GIVEN RECORDS →
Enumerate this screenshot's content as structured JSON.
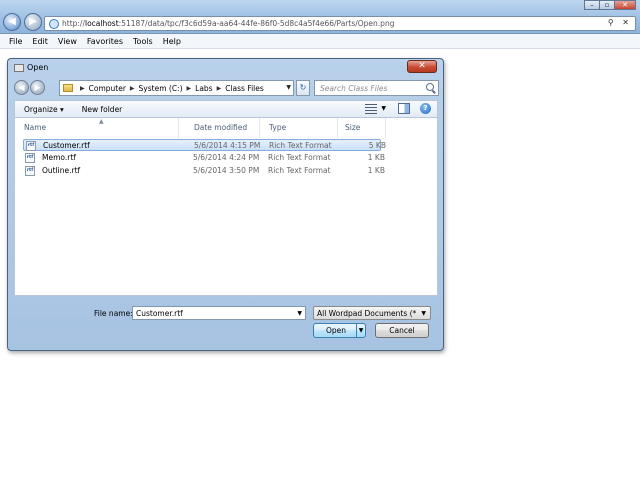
{
  "browser": {
    "url_prefix": "http://",
    "url_host": "localhost",
    "url_rest": ":51187/data/tpc/f3c6d59a-aa64-44fe-86f0-5d8c4a5f4e66/Parts/Open.png",
    "tools_glyphs": "⚲ ✕",
    "window_buttons": [
      "–",
      "▫",
      "✕"
    ]
  },
  "menubar": {
    "items": [
      "File",
      "Edit",
      "View",
      "Favorites",
      "Tools",
      "Help"
    ]
  },
  "dialog": {
    "title": "Open",
    "close_glyph": "✕",
    "breadcrumb": [
      "Computer",
      "System (C:)",
      "Labs",
      "Class Files"
    ],
    "search_placeholder": "Search Class Files",
    "toolbar": {
      "organize": "Organize ▾",
      "new_folder": "New folder"
    },
    "columns": [
      "Name",
      "Date modified",
      "Type",
      "Size"
    ],
    "files": [
      {
        "name": "Customer.rtf",
        "date": "5/6/2014 4:15 PM",
        "type": "Rich Text Format",
        "size": "5 KB",
        "selected": true
      },
      {
        "name": "Memo.rtf",
        "date": "5/6/2014 4:24 PM",
        "type": "Rich Text Format",
        "size": "1 KB",
        "selected": false
      },
      {
        "name": "Outline.rtf",
        "date": "5/6/2014 3:50 PM",
        "type": "Rich Text Format",
        "size": "1 KB",
        "selected": false
      }
    ],
    "file_name_label": "File name:",
    "file_name_value": "Customer.rtf",
    "file_type_filter": "All Wordpad Documents (*.rtf,",
    "open_button": "Open",
    "cancel_button": "Cancel"
  }
}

AIM → Search the lines above for the string "Class" and copy each line that has it.

RESULT OF THE EXERCISE →
      "Class Files"
    "search_placeholder": "Search Class Files",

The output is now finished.